Exercise description :: Please edit the stretch of the records from the start through the line containing "legend-box <box>726 57 835 337</box>", replacing "plot-area" with "chart-area" and leaving everything else unchanged. Return only those lines.
□ □ □ □ □ □ □
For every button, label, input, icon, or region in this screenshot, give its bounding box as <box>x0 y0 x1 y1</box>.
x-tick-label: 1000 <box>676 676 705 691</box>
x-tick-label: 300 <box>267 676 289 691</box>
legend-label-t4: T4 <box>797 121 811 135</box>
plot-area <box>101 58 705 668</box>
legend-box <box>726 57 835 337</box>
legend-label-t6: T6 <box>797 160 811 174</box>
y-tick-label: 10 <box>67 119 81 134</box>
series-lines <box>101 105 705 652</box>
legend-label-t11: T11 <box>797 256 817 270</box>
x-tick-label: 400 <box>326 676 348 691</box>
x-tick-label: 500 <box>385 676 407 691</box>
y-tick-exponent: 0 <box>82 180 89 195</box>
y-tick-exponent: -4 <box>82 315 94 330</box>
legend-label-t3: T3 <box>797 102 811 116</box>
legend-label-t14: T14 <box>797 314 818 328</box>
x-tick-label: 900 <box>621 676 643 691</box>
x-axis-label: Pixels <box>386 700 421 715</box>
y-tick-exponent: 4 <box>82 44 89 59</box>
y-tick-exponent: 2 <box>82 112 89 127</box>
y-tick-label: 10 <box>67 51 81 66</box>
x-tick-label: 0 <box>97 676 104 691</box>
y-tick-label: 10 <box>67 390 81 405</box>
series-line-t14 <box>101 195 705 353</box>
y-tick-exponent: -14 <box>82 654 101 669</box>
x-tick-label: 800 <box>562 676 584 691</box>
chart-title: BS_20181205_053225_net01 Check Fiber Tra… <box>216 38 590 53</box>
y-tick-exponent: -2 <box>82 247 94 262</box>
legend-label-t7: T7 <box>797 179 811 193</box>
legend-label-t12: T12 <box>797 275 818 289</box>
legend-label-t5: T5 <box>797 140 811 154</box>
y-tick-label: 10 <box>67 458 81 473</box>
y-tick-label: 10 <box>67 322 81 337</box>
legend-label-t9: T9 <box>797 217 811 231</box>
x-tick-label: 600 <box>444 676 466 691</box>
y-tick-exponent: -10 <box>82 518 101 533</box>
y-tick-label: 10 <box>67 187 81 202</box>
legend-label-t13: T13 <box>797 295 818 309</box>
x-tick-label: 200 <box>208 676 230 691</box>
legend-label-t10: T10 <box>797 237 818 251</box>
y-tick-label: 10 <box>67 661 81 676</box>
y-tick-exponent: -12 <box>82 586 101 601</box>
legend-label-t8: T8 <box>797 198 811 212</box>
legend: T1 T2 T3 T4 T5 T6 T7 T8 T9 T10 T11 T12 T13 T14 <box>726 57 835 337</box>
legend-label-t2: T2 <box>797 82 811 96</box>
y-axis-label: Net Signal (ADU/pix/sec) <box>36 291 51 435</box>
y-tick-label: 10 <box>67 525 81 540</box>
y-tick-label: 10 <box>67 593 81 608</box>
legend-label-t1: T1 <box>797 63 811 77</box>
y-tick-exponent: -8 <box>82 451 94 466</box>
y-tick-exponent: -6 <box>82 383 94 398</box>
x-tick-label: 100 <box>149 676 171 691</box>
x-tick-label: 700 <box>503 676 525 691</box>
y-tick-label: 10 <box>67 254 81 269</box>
□ □ □ □ □ □ □
Exercise output ::
For every button, label, input, icon, or region in this screenshot, give its bounding box as <box>x0 y0 x1 y1</box>.
x-tick-label: 1000 <box>676 676 705 691</box>
x-tick-label: 300 <box>267 676 289 691</box>
legend-label-t4: T4 <box>797 121 811 135</box>
chart-area <box>101 58 705 668</box>
legend-box <box>726 57 835 337</box>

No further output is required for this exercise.